*SHORT PROBLEM*.
Scan the data for "นาคนาวา" and copy the lines it appears in.

+ + +

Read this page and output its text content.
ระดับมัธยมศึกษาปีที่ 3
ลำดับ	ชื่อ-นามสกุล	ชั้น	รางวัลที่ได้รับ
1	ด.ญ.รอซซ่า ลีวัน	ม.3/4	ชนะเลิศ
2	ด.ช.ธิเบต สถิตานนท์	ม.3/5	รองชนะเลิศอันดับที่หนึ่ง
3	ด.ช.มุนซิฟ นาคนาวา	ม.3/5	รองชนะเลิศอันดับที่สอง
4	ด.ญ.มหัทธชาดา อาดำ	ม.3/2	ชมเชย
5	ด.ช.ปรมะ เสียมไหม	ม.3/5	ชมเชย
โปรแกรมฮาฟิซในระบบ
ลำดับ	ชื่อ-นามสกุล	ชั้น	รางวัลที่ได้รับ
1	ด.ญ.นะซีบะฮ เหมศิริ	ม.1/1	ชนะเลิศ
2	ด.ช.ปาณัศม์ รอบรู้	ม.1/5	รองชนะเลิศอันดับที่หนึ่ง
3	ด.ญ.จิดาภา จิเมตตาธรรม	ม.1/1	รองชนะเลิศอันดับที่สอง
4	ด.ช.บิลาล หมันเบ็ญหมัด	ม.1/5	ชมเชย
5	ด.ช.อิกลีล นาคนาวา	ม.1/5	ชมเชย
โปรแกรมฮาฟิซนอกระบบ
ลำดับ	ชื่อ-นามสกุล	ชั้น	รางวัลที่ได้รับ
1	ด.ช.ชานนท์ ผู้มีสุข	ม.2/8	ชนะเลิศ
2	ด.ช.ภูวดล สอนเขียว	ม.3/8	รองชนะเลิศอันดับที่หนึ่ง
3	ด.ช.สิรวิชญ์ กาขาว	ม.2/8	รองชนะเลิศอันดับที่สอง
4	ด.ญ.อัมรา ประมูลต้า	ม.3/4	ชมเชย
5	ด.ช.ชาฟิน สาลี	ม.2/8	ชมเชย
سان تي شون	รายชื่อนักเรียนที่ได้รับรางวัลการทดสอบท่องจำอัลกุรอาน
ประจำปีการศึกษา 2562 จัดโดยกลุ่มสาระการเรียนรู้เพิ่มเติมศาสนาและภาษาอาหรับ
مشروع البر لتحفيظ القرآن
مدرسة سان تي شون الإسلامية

+ + +

*EXERCISE RESPONSE*.
3	ด.ช.มุนซิฟ นาคนาวา	ม.3/5	รองชนะเลิศอันดับที่สอง
5	ด.ช.อิกลีล นาคนาวา	ม.1/5	ชมเชย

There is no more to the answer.